(Bounding box annotations)
************
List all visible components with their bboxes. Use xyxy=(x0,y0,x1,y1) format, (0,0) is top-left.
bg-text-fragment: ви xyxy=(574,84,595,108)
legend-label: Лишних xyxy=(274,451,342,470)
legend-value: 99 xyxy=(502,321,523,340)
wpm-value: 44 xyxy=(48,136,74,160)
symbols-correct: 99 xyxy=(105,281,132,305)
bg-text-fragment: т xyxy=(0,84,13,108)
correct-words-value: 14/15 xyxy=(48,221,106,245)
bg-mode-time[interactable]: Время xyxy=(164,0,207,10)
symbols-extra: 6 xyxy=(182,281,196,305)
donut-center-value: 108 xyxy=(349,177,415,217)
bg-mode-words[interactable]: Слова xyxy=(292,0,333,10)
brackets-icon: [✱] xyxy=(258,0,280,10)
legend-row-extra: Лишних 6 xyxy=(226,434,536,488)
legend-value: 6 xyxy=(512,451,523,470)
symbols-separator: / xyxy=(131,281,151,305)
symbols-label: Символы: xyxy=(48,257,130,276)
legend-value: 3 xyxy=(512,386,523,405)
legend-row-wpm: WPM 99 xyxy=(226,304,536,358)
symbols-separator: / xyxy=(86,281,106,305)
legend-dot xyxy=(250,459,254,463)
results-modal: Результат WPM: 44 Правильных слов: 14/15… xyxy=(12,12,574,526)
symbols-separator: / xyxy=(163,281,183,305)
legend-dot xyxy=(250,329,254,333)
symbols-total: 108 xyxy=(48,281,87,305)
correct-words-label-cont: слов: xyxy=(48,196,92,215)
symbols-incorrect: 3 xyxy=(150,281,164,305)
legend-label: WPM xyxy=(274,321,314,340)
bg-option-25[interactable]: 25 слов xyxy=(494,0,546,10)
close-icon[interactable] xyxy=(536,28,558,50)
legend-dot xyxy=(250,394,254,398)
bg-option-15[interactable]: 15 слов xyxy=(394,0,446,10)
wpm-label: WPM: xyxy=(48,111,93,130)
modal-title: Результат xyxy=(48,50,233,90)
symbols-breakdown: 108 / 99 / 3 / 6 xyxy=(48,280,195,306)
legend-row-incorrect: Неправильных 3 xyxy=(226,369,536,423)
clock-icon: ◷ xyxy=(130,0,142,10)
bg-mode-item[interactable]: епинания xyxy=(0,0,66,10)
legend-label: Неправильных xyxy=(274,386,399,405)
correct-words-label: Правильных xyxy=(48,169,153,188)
************
* **What you should do**
Put everything from the beginning of the records down through the line containing "bg-mode-time[interactable]: Время xyxy=(164,0,207,10)" into a numbered list, leaving out any blank lines.

* **Exercise output**
1. List all visible components with their bboxes. Use xyxy=(x0,y0,x1,y1) format, (0,0) is top-left.
2. bg-text-fragment: ви xyxy=(574,84,595,108)
3. legend-label: Лишних xyxy=(274,451,342,470)
4. legend-value: 99 xyxy=(502,321,523,340)
5. wpm-value: 44 xyxy=(48,136,74,160)
6. symbols-correct: 99 xyxy=(105,281,132,305)
7. bg-text-fragment: т xyxy=(0,84,13,108)
8. correct-words-value: 14/15 xyxy=(48,221,106,245)
9. bg-mode-time[interactable]: Время xyxy=(164,0,207,10)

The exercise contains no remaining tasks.